[Start]

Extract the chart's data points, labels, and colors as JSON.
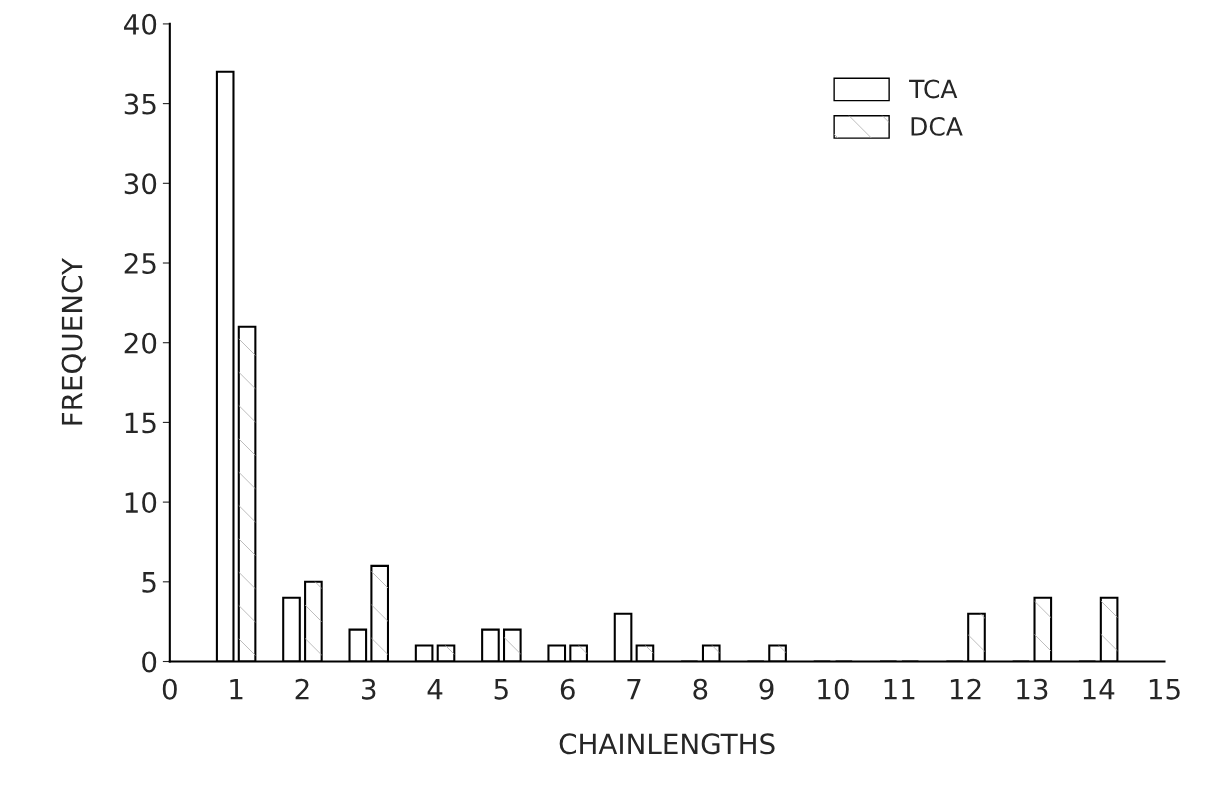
{
  "chart_data": {
    "type": "bar",
    "xlabel": "CHAINLENGTHS",
    "ylabel": "FREQUENCY",
    "x": [
      1,
      2,
      3,
      4,
      5,
      6,
      7,
      8,
      9,
      10,
      11,
      12,
      13,
      14
    ],
    "series": [
      {
        "name": "TCA",
        "color": "#ffffff",
        "values": [
          37,
          4,
          2,
          1,
          2,
          1,
          3,
          0,
          0,
          0,
          0,
          0,
          0,
          0
        ]
      },
      {
        "name": "DCA",
        "color": "#ffffff",
        "values": [
          21,
          5,
          6,
          1,
          2,
          1,
          1,
          1,
          1,
          0,
          0,
          3,
          4,
          4
        ]
      }
    ],
    "xlim": [
      0,
      15
    ],
    "xticks": [
      0,
      1,
      2,
      3,
      4,
      5,
      6,
      7,
      8,
      9,
      10,
      11,
      12,
      13,
      14,
      15
    ],
    "ylim": [
      0,
      40
    ],
    "yticks": [
      0,
      5,
      10,
      15,
      20,
      25,
      30,
      35,
      40
    ],
    "grid": false,
    "legend": "top right"
  }
}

[End]

AIM: Return each line of the data, keeping its wording exact and omitting pictures.

WRITTEN RESPONSE:
Extract the chart's data points, labels, and colors as JSON.
{
  "chart_data": {
    "type": "bar",
    "xlabel": "CHAINLENGTHS",
    "ylabel": "FREQUENCY",
    "x": [
      1,
      2,
      3,
      4,
      5,
      6,
      7,
      8,
      9,
      10,
      11,
      12,
      13,
      14
    ],
    "series": [
      {
        "name": "TCA",
        "color": "#ffffff",
        "values": [
          37,
          4,
          2,
          1,
          2,
          1,
          3,
          0,
          0,
          0,
          0,
          0,
          0,
          0
        ]
      },
      {
        "name": "DCA",
        "color": "#ffffff",
        "values": [
          21,
          5,
          6,
          1,
          2,
          1,
          1,
          1,
          1,
          0,
          0,
          3,
          4,
          4
        ]
      }
    ],
    "xlim": [
      0,
      15
    ],
    "xticks": [
      0,
      1,
      2,
      3,
      4,
      5,
      6,
      7,
      8,
      9,
      10,
      11,
      12,
      13,
      14,
      15
    ],
    "ylim": [
      0,
      40
    ],
    "yticks": [
      0,
      5,
      10,
      15,
      20,
      25,
      30,
      35,
      40
    ],
    "grid": false,
    "legend": "top right"
  }
}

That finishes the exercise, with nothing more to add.